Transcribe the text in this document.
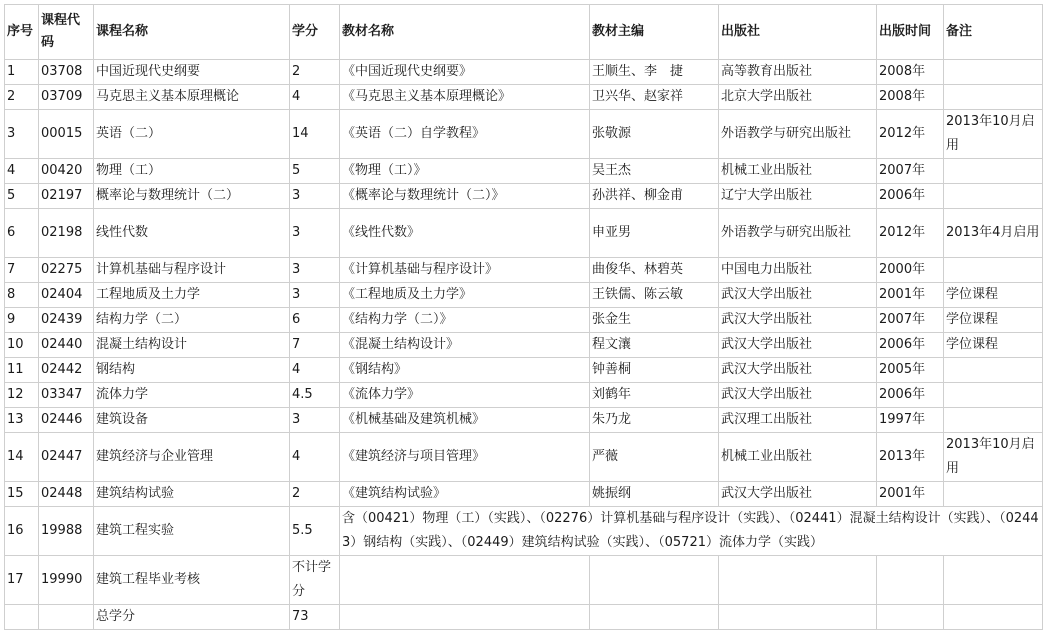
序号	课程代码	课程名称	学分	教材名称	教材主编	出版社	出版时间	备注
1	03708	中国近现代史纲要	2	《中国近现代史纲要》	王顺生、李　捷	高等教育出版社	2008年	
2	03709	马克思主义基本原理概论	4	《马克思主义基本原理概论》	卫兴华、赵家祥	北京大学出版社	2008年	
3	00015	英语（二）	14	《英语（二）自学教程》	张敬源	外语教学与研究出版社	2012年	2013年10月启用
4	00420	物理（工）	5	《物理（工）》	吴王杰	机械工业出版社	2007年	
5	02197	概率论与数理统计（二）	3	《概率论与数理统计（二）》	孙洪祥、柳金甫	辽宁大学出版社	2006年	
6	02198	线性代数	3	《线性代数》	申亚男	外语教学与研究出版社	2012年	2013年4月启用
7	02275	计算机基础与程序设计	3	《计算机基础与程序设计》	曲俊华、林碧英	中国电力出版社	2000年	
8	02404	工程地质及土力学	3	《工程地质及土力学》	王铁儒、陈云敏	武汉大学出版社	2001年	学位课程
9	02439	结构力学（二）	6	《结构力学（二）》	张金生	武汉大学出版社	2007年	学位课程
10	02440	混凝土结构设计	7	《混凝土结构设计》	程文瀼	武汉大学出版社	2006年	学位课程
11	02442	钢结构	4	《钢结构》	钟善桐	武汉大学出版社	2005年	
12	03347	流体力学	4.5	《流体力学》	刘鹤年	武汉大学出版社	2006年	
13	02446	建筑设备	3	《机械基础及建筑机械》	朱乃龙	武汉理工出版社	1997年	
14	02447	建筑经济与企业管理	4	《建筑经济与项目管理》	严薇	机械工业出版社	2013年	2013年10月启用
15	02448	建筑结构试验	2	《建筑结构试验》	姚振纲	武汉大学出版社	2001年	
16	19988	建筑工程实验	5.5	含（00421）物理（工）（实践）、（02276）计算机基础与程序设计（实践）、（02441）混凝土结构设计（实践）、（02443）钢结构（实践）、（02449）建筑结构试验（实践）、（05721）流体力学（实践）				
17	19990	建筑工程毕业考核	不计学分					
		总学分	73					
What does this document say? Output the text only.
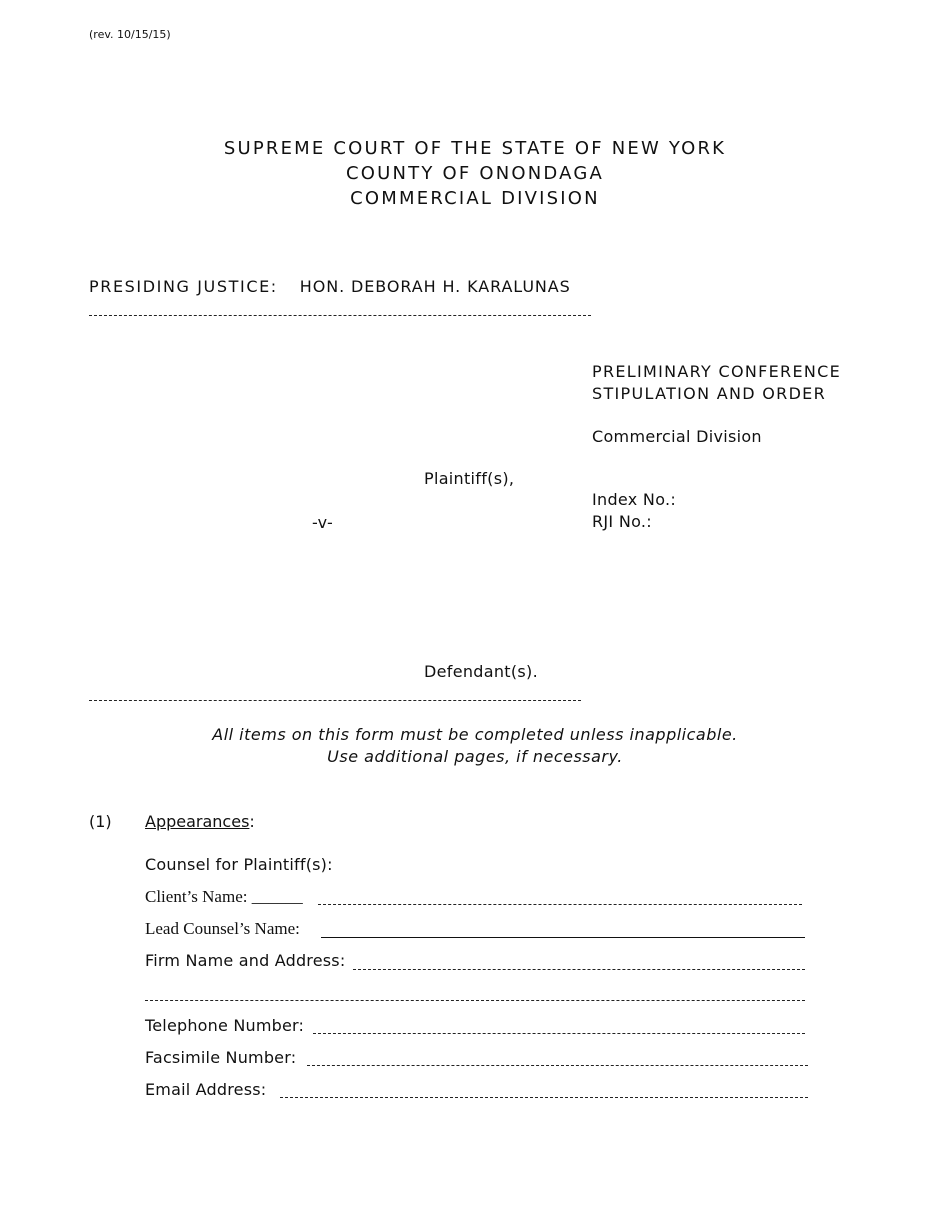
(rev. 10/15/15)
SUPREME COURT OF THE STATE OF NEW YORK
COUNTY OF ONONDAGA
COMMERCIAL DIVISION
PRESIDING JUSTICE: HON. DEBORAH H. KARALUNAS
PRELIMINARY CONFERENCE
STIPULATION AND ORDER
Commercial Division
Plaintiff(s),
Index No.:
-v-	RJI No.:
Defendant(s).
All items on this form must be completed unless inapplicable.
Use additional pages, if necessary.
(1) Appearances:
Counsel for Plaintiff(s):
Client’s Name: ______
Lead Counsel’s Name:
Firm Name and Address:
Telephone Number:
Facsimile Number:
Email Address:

-.-.-

• [Task instructions] Print each line of the material above exactly, with the pictures removed from your copy.

• [Response for this exercise]
Transcribe the text in this document.
序号	课程代码	课程名称	学分	教材名称	教材主编	出版社	出版时间	备注
1	03708	中国近现代史纲要	2	《中国近现代史纲要》	王顺生、李　捷	高等教育出版社	2008年	
2	03709	马克思主义基本原理概论	4	《马克思主义基本原理概论》	卫兴华、赵家祥	北京大学出版社	2008年	
3	00015	英语（二）	14	《英语（二）自学教程》	张敬源	外语教学与研究出版社	2012年	2013年10月启用
4	00420	物理（工）	5	《物理（工）》	吴王杰	机械工业出版社	2007年	
5	02197	概率论与数理统计（二）	3	《概率论与数理统计（二）》	孙洪祥、柳金甫	辽宁大学出版社	2006年	
6	02198	线性代数	3	《线性代数》	申亚男	外语教学与研究出版社	2012年	2013年4月启用
7	02275	计算机基础与程序设计	3	《计算机基础与程序设计》	曲俊华、林碧英	中国电力出版社	2000年	
8	02404	工程地质及土力学	3	《工程地质及土力学》	王铁儒、陈云敏	武汉大学出版社	2001年	学位课程
9	02439	结构力学（二）	6	《结构力学（二）》	张金生	武汉大学出版社	2007年	学位课程
10	02440	混凝土结构设计	7	《混凝土结构设计》	程文瀼	武汉大学出版社	2006年	学位课程
11	02442	钢结构	4	《钢结构》	钟善桐	武汉大学出版社	2005年	
12	03347	流体力学	4.5	《流体力学》	刘鹤年	武汉大学出版社	2006年	
13	02446	建筑设备	3	《机械基础及建筑机械》	朱乃龙	武汉理工出版社	1997年	
14	02447	建筑经济与企业管理	4	《建筑经济与项目管理》	严薇	机械工业出版社	2013年	2013年10月启用
15	02448	建筑结构试验	2	《建筑结构试验》	姚振纲	武汉大学出版社	2001年	
16	19988	建筑工程实验	5.5	含（00421）物理（工）（实践）、（02276）计算机基础与程序设计（实践）、（02441）混凝土结构设计（实践）、（02443）钢结构（实践）、（02449）建筑结构试验（实践）、（05721）流体力学（实践）				
17	19990	建筑工程毕业考核	不计学分					
		总学分	73					
What does this document say? Output the text only.
(rev. 10/15/15)
SUPREME COURT OF THE STATE OF NEW YORK
COUNTY OF ONONDAGA
COMMERCIAL DIVISION
PRESIDING JUSTICE: HON. DEBORAH H. KARALUNAS
PRELIMINARY CONFERENCE
STIPULATION AND ORDER
Commercial Division
Plaintiff(s),
Index No.:
-v-	RJI No.:
Defendant(s).
All items on this form must be completed unless inapplicable.
Use additional pages, if necessary.
(1) Appearances:
Counsel for Plaintiff(s):
Client’s Name: ______
Lead Counsel’s Name:
Firm Name and Address:
Telephone Number:
Facsimile Number:
Email Address:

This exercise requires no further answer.